● Request:
Find how many lines contain "Нижегородской" and state only that number.

● Dataset excerpts:
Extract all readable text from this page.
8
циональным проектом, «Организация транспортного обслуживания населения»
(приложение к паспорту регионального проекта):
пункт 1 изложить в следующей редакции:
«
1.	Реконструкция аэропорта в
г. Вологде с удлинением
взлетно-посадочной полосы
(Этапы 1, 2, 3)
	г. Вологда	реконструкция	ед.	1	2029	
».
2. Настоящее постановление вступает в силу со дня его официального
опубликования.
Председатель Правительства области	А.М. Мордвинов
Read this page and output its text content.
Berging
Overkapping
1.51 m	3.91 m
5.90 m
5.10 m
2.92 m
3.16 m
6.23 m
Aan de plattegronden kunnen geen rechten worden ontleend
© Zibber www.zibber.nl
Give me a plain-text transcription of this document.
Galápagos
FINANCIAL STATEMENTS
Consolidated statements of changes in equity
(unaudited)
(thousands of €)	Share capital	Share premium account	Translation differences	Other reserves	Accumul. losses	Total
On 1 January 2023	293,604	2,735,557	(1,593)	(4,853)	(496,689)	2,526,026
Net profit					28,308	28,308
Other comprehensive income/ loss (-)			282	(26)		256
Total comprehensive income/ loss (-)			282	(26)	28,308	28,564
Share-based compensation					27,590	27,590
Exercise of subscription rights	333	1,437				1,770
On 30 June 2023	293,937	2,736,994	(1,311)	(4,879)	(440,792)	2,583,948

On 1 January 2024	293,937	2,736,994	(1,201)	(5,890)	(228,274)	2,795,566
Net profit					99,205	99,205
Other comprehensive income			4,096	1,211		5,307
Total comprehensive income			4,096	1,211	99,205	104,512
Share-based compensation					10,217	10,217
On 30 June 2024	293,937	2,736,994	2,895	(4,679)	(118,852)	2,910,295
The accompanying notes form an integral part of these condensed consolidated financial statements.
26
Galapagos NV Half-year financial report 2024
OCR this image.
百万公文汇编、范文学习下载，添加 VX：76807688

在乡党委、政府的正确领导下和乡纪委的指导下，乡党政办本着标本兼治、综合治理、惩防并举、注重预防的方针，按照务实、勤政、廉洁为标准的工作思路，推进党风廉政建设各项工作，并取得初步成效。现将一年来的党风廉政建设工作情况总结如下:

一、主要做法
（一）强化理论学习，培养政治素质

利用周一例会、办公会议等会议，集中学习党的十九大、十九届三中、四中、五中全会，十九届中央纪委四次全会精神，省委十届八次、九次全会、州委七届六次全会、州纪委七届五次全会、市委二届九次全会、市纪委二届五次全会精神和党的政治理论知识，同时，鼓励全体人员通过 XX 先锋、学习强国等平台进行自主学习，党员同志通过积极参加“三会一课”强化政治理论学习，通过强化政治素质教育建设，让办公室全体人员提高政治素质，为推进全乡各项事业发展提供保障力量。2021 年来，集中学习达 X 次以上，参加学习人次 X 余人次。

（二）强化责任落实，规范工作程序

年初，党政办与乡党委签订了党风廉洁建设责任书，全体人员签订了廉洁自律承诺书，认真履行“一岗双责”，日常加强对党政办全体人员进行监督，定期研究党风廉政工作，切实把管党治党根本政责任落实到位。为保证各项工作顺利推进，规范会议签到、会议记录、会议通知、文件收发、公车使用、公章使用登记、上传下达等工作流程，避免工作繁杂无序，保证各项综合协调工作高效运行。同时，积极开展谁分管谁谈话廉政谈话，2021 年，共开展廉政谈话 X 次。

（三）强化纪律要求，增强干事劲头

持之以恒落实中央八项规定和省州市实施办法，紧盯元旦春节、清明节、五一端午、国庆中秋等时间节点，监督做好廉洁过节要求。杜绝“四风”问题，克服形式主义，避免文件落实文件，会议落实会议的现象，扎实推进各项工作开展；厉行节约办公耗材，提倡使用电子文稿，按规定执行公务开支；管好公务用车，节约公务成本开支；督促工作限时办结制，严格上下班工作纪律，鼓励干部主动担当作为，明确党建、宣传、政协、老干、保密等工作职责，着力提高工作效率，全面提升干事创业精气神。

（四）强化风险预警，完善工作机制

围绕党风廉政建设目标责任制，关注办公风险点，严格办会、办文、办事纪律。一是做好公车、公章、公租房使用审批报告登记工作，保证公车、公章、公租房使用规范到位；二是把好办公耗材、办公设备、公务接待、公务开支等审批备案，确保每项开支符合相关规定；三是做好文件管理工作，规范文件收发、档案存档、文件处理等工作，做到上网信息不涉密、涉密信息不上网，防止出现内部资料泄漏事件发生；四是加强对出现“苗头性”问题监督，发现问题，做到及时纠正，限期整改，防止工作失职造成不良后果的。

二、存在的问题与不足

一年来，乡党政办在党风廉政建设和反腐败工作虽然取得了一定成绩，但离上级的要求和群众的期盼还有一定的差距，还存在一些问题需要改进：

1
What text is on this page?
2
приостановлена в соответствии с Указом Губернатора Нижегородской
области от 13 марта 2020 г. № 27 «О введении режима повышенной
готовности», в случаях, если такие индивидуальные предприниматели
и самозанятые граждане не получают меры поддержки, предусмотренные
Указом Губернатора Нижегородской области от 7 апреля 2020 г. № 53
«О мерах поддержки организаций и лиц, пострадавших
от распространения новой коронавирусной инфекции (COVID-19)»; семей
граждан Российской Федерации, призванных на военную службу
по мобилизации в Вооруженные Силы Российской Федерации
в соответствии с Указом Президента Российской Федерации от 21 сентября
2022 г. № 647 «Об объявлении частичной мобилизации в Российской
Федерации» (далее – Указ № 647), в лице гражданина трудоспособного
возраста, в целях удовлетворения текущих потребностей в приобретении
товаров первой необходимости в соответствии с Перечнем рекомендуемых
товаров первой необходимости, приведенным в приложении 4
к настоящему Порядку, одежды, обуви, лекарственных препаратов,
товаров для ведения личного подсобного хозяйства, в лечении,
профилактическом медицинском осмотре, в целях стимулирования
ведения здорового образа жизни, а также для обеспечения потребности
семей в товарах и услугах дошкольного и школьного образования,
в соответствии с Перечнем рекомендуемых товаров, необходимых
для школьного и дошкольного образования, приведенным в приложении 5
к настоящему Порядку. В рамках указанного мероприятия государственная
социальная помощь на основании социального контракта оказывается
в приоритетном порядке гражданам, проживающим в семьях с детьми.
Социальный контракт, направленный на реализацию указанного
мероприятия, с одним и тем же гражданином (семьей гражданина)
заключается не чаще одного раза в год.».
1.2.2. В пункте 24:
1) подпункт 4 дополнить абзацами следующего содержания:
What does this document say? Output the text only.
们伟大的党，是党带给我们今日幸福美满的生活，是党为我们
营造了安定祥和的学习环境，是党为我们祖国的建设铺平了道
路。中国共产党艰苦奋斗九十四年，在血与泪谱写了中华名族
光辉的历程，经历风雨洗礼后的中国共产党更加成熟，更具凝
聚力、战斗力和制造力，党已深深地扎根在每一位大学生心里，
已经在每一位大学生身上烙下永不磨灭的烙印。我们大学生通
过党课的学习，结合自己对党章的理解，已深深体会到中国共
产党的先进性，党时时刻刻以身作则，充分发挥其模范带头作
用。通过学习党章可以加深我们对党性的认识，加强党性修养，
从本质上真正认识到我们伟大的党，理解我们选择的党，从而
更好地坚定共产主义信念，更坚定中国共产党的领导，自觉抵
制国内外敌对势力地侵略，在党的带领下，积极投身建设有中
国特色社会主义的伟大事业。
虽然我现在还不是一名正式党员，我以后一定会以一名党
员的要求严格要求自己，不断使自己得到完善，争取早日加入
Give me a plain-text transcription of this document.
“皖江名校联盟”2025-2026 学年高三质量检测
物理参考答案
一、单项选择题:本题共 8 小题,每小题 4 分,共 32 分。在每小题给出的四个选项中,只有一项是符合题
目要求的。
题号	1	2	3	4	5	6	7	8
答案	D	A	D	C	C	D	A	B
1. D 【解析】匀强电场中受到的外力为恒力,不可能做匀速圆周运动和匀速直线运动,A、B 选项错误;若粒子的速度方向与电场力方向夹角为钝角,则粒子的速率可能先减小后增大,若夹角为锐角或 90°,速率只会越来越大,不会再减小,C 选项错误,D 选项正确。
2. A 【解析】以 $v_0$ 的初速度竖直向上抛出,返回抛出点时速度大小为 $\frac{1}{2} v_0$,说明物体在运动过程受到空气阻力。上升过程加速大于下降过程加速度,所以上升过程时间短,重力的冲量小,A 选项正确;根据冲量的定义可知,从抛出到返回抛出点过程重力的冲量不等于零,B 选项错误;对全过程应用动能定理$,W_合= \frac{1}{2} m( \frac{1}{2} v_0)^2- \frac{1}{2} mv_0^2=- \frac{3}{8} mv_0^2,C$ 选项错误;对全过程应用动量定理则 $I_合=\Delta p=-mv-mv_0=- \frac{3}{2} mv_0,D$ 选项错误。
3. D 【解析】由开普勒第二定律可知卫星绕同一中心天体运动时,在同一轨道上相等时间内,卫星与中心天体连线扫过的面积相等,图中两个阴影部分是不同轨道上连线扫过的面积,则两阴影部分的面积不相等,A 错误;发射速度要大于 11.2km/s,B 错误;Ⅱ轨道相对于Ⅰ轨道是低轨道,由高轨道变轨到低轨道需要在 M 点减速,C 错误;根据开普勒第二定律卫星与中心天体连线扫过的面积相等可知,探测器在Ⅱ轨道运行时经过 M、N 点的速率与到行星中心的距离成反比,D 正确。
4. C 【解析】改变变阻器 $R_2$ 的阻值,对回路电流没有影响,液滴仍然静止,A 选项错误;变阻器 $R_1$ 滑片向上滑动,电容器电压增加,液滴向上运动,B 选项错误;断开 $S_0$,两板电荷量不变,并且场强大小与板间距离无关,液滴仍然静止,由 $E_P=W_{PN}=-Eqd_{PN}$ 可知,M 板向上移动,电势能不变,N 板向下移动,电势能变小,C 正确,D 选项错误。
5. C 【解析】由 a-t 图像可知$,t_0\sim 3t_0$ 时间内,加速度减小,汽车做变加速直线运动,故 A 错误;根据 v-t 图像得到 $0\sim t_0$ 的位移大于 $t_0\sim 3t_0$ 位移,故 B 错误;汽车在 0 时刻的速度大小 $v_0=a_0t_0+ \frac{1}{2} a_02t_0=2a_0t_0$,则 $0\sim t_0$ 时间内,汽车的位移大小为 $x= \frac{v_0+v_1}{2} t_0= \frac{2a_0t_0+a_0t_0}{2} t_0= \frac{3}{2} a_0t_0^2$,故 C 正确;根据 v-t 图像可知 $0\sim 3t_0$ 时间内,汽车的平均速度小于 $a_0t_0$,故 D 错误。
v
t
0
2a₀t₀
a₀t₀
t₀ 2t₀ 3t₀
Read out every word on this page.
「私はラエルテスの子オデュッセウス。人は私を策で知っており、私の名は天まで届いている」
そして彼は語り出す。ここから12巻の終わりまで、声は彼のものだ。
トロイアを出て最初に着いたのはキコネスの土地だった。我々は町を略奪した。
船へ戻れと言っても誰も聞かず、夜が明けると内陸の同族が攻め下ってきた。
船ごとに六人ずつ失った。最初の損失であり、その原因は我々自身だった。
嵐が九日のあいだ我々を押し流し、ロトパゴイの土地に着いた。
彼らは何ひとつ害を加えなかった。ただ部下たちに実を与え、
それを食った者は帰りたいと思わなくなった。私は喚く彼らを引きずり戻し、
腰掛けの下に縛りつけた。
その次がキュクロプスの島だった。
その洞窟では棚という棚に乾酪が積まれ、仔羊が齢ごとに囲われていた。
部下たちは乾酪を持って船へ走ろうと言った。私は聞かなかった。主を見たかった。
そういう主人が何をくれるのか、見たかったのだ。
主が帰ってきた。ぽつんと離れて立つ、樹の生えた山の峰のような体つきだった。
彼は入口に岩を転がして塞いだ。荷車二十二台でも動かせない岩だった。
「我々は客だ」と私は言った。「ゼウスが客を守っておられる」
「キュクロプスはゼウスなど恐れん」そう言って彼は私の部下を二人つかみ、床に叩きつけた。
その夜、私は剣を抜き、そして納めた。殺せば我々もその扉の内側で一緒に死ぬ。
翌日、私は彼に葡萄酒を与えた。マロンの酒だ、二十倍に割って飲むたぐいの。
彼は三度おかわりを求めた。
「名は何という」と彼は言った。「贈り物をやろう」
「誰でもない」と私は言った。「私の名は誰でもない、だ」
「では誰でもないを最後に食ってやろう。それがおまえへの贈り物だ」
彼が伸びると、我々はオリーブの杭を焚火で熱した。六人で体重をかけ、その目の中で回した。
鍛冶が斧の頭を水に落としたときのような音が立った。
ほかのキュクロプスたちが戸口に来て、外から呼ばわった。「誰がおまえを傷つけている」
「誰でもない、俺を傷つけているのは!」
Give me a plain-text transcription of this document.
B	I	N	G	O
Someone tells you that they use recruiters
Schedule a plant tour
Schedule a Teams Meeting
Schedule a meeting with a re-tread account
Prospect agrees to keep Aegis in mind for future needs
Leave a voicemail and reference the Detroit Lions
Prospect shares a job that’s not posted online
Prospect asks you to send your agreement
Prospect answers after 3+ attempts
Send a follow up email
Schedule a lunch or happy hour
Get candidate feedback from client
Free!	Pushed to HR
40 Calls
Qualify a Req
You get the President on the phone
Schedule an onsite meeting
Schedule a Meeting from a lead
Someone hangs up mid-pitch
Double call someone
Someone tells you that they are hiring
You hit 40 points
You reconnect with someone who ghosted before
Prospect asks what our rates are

● Task result:
2